EXERCISE
Provide the number of lines containing the word "name", and nothing else.

TASK INPUTS
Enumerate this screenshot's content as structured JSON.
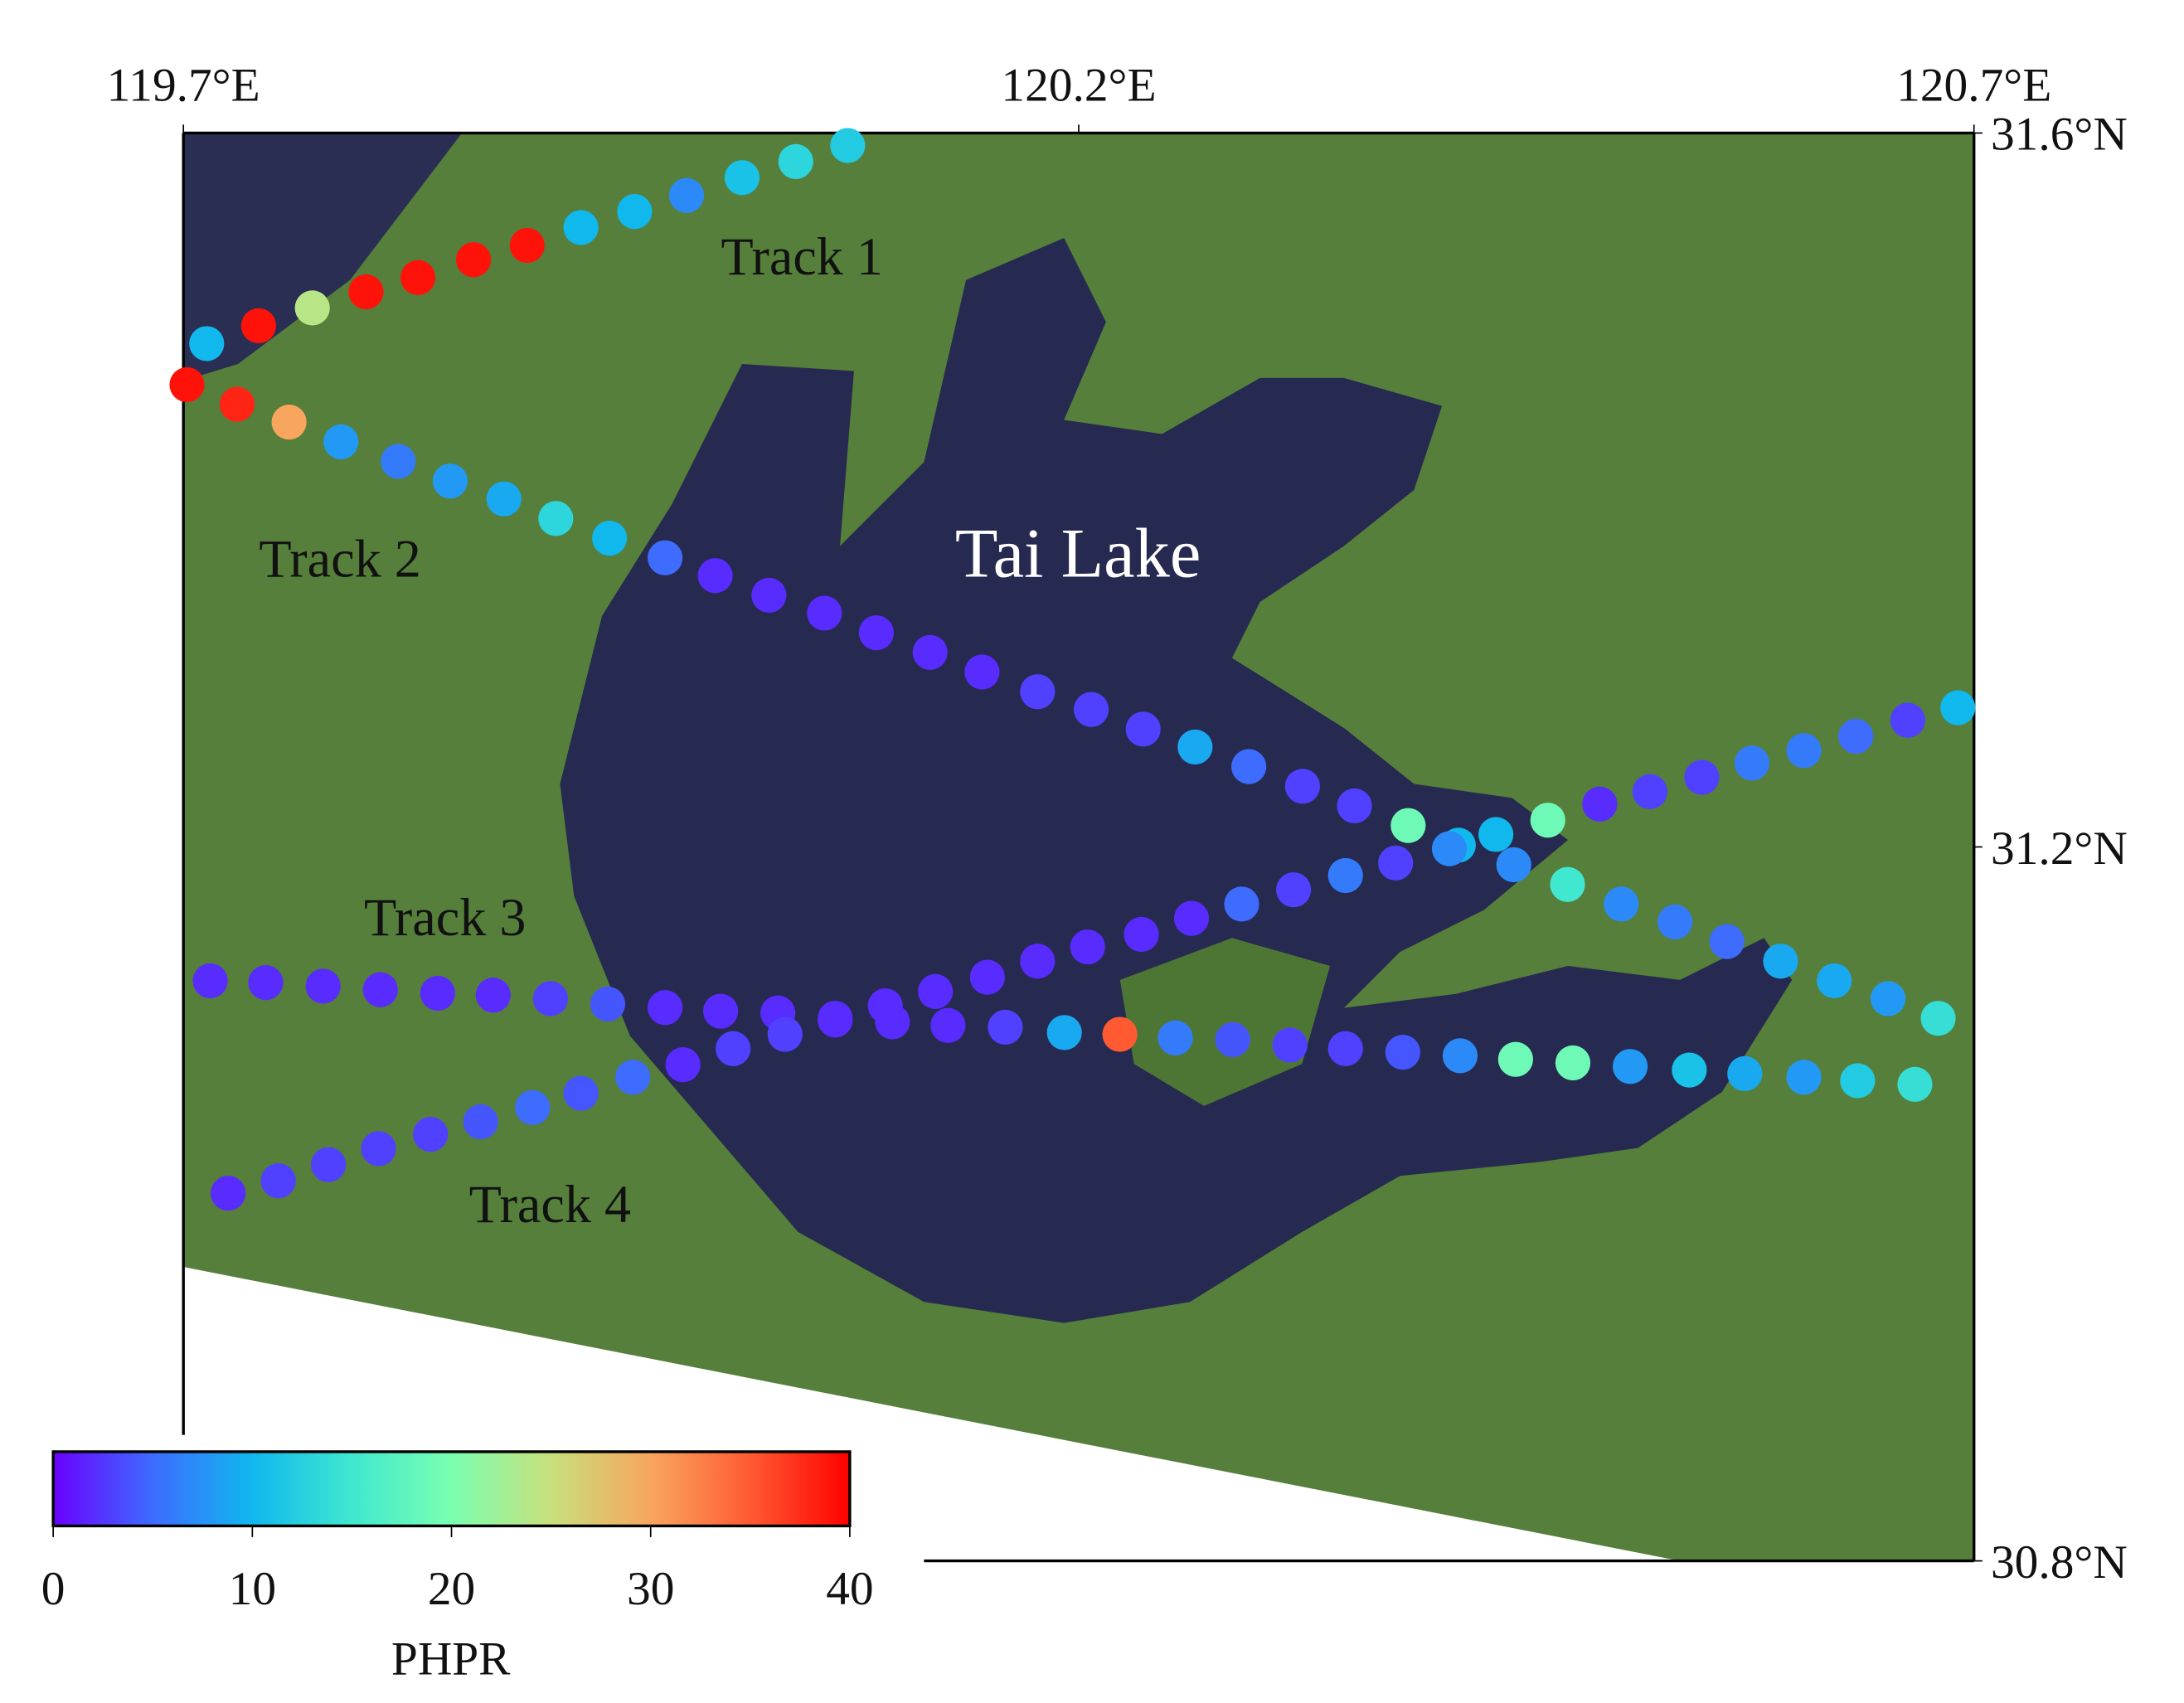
{
  "chart_data": {
    "type": "scatter",
    "annotation": "Tai Lake",
    "xlim": [
      119.7,
      120.7
    ],
    "xticks": [
      {
        "value": 119.7,
        "label": "119.7°E"
      },
      {
        "value": 120.2,
        "label": "120.2°E"
      },
      {
        "value": 120.7,
        "label": "120.7°E"
      }
    ],
    "ylim": [
      30.8,
      31.6
    ],
    "yticks": [
      {
        "value": 30.8,
        "label": "30.8°N"
      },
      {
        "value": 31.2,
        "label": "31.2°N"
      },
      {
        "value": 31.6,
        "label": "31.6°N"
      }
    ],
    "colorbar": {
      "label": "PHPR",
      "lim": [
        0,
        40
      ],
      "ticks": [
        0,
        10,
        20,
        30,
        40
      ],
      "colors": [
        "#6a00ff",
        "#3d6cff",
        "#10b8ee",
        "#40e8d0",
        "#7affb0",
        "#c8e07c",
        "#f8a55e",
        "#ff5a32",
        "#ff0000"
      ]
    },
    "series": [
      {
        "name": "Track 1",
        "x": [
          119.713,
          119.742,
          119.772,
          119.802,
          119.831,
          119.862,
          119.892,
          119.922,
          119.952,
          119.981,
          120.012,
          120.042,
          120.071
        ],
        "y": [
          31.482,
          31.492,
          31.502,
          31.511,
          31.519,
          31.529,
          31.537,
          31.547,
          31.556,
          31.565,
          31.575,
          31.584,
          31.593
        ],
        "values": [
          10,
          39,
          24,
          39,
          39,
          39,
          39,
          10,
          10,
          7,
          11,
          13,
          12
        ]
      },
      {
        "name": "Track 2",
        "x": [
          119.702,
          119.73,
          119.759,
          119.788,
          119.82,
          119.849,
          119.879,
          119.908,
          119.938,
          119.969,
          119.997,
          120.027,
          120.058,
          120.087,
          120.117,
          120.146,
          120.177,
          120.207,
          120.236,
          120.265,
          120.295,
          120.325,
          120.354,
          120.384,
          120.412,
          120.443,
          120.473,
          120.503,
          120.533,
          120.562,
          120.592,
          120.622,
          120.652,
          120.68
        ],
        "y": [
          31.459,
          31.448,
          31.438,
          31.427,
          31.416,
          31.405,
          31.395,
          31.384,
          31.373,
          31.362,
          31.352,
          31.341,
          31.331,
          31.32,
          31.309,
          31.298,
          31.287,
          31.277,
          31.266,
          31.256,
          31.245,
          31.234,
          31.223,
          31.212,
          31.201,
          31.19,
          31.179,
          31.168,
          31.158,
          31.147,
          31.136,
          31.125,
          31.115,
          31.104
        ],
        "values": [
          39,
          38,
          30,
          8,
          6,
          8,
          9,
          13,
          10,
          5,
          2,
          2,
          2,
          2,
          2,
          2,
          3,
          3,
          3,
          9,
          5,
          3,
          3,
          19,
          10,
          7,
          15,
          7,
          6,
          5,
          9,
          9,
          8,
          14
        ]
      },
      {
        "name": "Track 3",
        "x": [
          119.715,
          119.746,
          119.778,
          119.81,
          119.842,
          119.873,
          119.905,
          119.937,
          119.969,
          120.0,
          120.032,
          120.064,
          120.096,
          120.127,
          120.159,
          120.192,
          120.223,
          120.254,
          120.286,
          120.318,
          120.349,
          120.381,
          120.413,
          120.444,
          120.476,
          120.508,
          120.541,
          120.572,
          120.605,
          120.635,
          120.667
        ],
        "y": [
          31.125,
          31.124,
          31.122,
          31.12,
          31.118,
          31.117,
          31.115,
          31.112,
          31.11,
          31.108,
          31.107,
          31.104,
          31.102,
          31.1,
          31.099,
          31.096,
          31.095,
          31.093,
          31.092,
          31.089,
          31.087,
          31.085,
          31.083,
          31.081,
          31.079,
          31.077,
          31.075,
          31.073,
          31.071,
          31.069,
          31.067
        ],
        "values": [
          2,
          2,
          2,
          2,
          2,
          2,
          3,
          4,
          2,
          2,
          2,
          2,
          2,
          2,
          3,
          9,
          35,
          6,
          4,
          3,
          3,
          4,
          7,
          19,
          19,
          8,
          11,
          9,
          8,
          12,
          14
        ]
      },
      {
        "name": "Track 4",
        "x": [
          119.725,
          119.753,
          119.781,
          119.809,
          119.838,
          119.866,
          119.895,
          119.922,
          119.951,
          119.979,
          120.007,
          120.036,
          120.064,
          120.092,
          120.12,
          120.149,
          120.177,
          120.205,
          120.235,
          120.263,
          120.291,
          120.32,
          120.349,
          120.377,
          120.407,
          120.433,
          120.462,
          120.491,
          120.519,
          120.548,
          120.576,
          120.605,
          120.634,
          120.663,
          120.691
        ],
        "y": [
          31.006,
          31.013,
          31.022,
          31.031,
          31.039,
          31.046,
          31.054,
          31.062,
          31.071,
          31.078,
          31.087,
          31.095,
          31.103,
          31.111,
          31.119,
          31.127,
          31.136,
          31.144,
          31.151,
          31.16,
          31.168,
          31.176,
          31.184,
          31.191,
          31.199,
          31.207,
          31.215,
          31.224,
          31.231,
          31.239,
          31.247,
          31.254,
          31.262,
          31.271,
          31.278
        ],
        "values": [
          2,
          3,
          3,
          3,
          3,
          4,
          5,
          4,
          5,
          2,
          3,
          3,
          2,
          2,
          2,
          2,
          2,
          2,
          2,
          2,
          5,
          3,
          6,
          3,
          7,
          10,
          19,
          2,
          3,
          3,
          6,
          6,
          5,
          3,
          10
        ]
      }
    ]
  }
}
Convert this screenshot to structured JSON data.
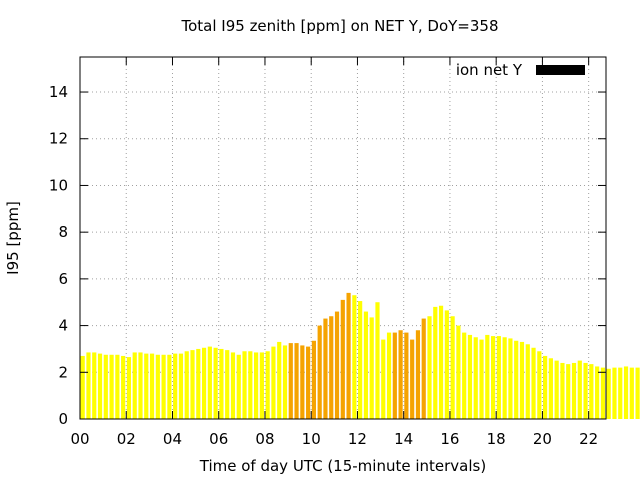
{
  "chart_data": {
    "type": "bar",
    "title": "Total I95 zenith [ppm] on NET Y, DoY=358",
    "xlabel": "Time of day UTC (15-minute intervals)",
    "ylabel": "I95 [ppm]",
    "xlim": [
      0,
      22.75
    ],
    "ylim": [
      0,
      15.5
    ],
    "x_ticks": [
      "00",
      "02",
      "04",
      "06",
      "08",
      "10",
      "12",
      "14",
      "16",
      "18",
      "20",
      "22"
    ],
    "y_ticks": [
      "0",
      "2",
      "4",
      "6",
      "8",
      "10",
      "12",
      "14"
    ],
    "grid": true,
    "legend_position": "top-right",
    "series": [
      {
        "name": "ion net Y",
        "legend_color": "#000000",
        "interval_hours": 0.25,
        "start_hour": 0,
        "values": [
          2.7,
          2.85,
          2.85,
          2.8,
          2.75,
          2.75,
          2.75,
          2.7,
          2.65,
          2.85,
          2.85,
          2.8,
          2.8,
          2.75,
          2.75,
          2.75,
          2.8,
          2.8,
          2.9,
          2.95,
          3.0,
          3.05,
          3.1,
          3.05,
          3.0,
          2.95,
          2.85,
          2.75,
          2.9,
          2.9,
          2.85,
          2.85,
          2.9,
          3.1,
          3.3,
          3.15,
          3.25,
          3.25,
          3.15,
          3.1,
          3.35,
          4.0,
          4.3,
          4.4,
          4.6,
          5.1,
          5.4,
          5.3,
          5.05,
          4.6,
          4.35,
          5.0,
          3.4,
          3.7,
          3.7,
          3.8,
          3.7,
          3.4,
          3.8,
          4.3,
          4.4,
          4.8,
          4.85,
          4.65,
          4.4,
          4.0,
          3.7,
          3.6,
          3.5,
          3.4,
          3.6,
          3.55,
          3.55,
          3.5,
          3.45,
          3.35,
          3.3,
          3.2,
          3.05,
          2.9,
          2.7,
          2.6,
          2.5,
          2.4,
          2.35,
          2.4,
          2.5,
          2.4,
          2.35,
          2.25,
          2.2,
          2.15,
          2.2,
          2.2,
          2.25,
          2.2,
          2.2,
          2.45
        ],
        "value_colors": {
          "low": "#ffff00",
          "mid": "#ffff33",
          "high": "#f5a300"
        },
        "high_hours": [
          9.0,
          11.75,
          13.5,
          15.0
        ]
      }
    ]
  }
}
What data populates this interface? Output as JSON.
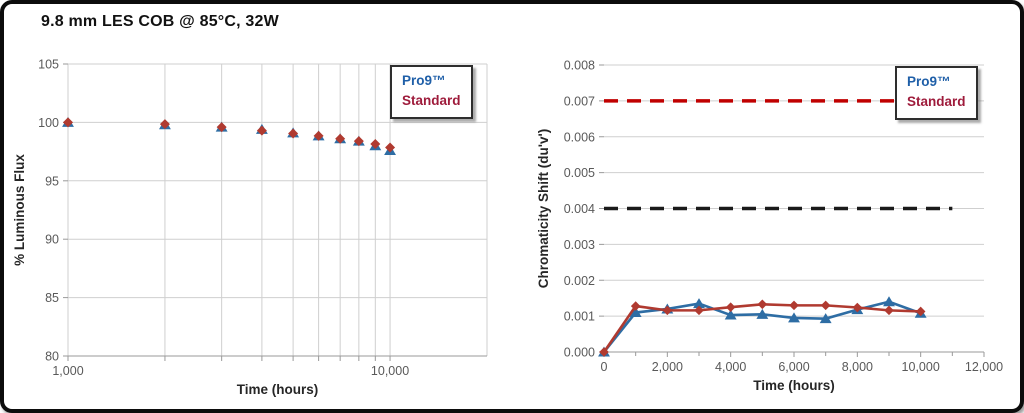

RESULT OF THIS TASK
5